### [Stated goal]
Show each line that has the string "ingen" in it.
Start
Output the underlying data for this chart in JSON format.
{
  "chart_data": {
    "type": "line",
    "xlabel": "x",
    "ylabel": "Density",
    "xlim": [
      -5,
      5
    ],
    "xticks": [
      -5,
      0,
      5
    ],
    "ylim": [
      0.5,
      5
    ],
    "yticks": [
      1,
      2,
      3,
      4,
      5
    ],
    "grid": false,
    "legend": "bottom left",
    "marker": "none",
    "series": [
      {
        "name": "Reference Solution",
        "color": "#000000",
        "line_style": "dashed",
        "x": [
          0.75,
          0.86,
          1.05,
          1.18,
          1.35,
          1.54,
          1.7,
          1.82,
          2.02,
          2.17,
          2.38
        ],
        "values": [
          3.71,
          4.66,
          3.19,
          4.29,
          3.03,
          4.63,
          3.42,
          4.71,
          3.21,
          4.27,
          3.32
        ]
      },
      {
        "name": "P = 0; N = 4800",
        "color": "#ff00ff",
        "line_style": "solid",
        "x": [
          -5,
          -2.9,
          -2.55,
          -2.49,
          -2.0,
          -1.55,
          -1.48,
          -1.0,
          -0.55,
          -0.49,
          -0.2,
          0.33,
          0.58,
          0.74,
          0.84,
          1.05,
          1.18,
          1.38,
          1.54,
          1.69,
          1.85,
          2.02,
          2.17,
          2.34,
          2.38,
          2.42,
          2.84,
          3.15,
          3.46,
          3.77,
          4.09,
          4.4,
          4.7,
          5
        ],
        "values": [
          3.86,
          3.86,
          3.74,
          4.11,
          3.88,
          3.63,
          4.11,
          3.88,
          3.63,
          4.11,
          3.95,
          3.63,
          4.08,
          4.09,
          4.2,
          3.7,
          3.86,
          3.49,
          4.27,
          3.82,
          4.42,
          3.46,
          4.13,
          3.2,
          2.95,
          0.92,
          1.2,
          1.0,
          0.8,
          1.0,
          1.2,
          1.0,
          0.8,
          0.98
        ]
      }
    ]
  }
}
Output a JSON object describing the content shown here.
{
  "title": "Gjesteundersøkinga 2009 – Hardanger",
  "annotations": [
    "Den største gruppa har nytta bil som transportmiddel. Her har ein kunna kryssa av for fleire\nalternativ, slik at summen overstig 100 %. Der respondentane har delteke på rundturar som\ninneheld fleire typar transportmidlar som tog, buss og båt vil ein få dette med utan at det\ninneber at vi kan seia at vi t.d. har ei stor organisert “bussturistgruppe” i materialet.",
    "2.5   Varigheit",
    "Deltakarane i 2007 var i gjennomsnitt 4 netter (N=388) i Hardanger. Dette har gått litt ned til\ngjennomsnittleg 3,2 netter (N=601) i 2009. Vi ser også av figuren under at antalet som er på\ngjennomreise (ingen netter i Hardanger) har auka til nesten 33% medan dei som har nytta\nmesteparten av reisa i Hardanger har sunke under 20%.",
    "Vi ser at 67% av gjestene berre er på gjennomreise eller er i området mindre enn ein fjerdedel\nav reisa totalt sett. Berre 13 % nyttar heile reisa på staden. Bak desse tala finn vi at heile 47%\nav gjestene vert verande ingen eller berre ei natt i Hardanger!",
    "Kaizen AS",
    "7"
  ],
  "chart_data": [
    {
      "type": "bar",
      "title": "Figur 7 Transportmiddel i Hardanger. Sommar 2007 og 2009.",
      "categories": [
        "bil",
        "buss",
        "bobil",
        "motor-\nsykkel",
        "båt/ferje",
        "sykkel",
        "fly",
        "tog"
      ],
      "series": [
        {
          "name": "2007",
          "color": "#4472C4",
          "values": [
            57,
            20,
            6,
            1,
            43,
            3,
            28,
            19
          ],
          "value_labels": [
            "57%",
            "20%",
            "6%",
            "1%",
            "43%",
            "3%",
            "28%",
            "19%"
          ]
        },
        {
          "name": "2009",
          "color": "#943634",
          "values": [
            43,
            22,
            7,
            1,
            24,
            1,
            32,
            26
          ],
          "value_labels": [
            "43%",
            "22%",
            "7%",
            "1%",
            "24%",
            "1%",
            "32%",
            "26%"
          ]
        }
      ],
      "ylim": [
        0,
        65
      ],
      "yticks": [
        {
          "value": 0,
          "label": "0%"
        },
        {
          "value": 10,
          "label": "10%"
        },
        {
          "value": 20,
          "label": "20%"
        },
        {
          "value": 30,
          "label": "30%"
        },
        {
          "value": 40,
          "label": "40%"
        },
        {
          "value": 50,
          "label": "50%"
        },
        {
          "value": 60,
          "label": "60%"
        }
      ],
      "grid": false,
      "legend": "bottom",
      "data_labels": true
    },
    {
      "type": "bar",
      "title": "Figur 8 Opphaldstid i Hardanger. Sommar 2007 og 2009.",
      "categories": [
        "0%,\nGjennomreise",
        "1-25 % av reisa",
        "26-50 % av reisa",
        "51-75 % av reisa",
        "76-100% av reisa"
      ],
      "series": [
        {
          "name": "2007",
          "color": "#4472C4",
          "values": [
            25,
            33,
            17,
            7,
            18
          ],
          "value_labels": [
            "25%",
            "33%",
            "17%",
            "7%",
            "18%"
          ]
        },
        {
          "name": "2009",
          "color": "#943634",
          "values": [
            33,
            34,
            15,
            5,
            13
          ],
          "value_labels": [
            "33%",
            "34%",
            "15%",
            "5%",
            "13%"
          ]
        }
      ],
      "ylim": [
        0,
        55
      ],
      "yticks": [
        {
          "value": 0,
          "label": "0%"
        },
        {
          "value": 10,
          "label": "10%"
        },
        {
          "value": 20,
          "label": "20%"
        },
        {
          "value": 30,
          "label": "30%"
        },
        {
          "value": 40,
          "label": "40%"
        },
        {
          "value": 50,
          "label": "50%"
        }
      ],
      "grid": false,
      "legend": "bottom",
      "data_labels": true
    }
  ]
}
End
### [Answer below]
    "Deltakarane i 2007 var i gjennomsnitt 4 netter (N=388) i Hardanger. Dette har gått litt ned til\ngjennomsnittleg 3,2 netter (N=601) i 2009. Vi ser også av figuren under at antalet som er på\ngjennomreise (ingen netter i Hardanger) har auka til nesten 33% medan dei som har nytta\nmesteparten av reisa i Hardanger har sunke under 20%.",
    "Vi ser at 67% av gjestene berre er på gjennomreise eller er i området mindre enn ein fjerdedel\nav reisa totalt sett. Berre 13 % nyttar heile reisa på staden. Bak desse tala finn vi at heile 47%\nav gjestene vert verande ingen eller berre ei natt i Hardanger!",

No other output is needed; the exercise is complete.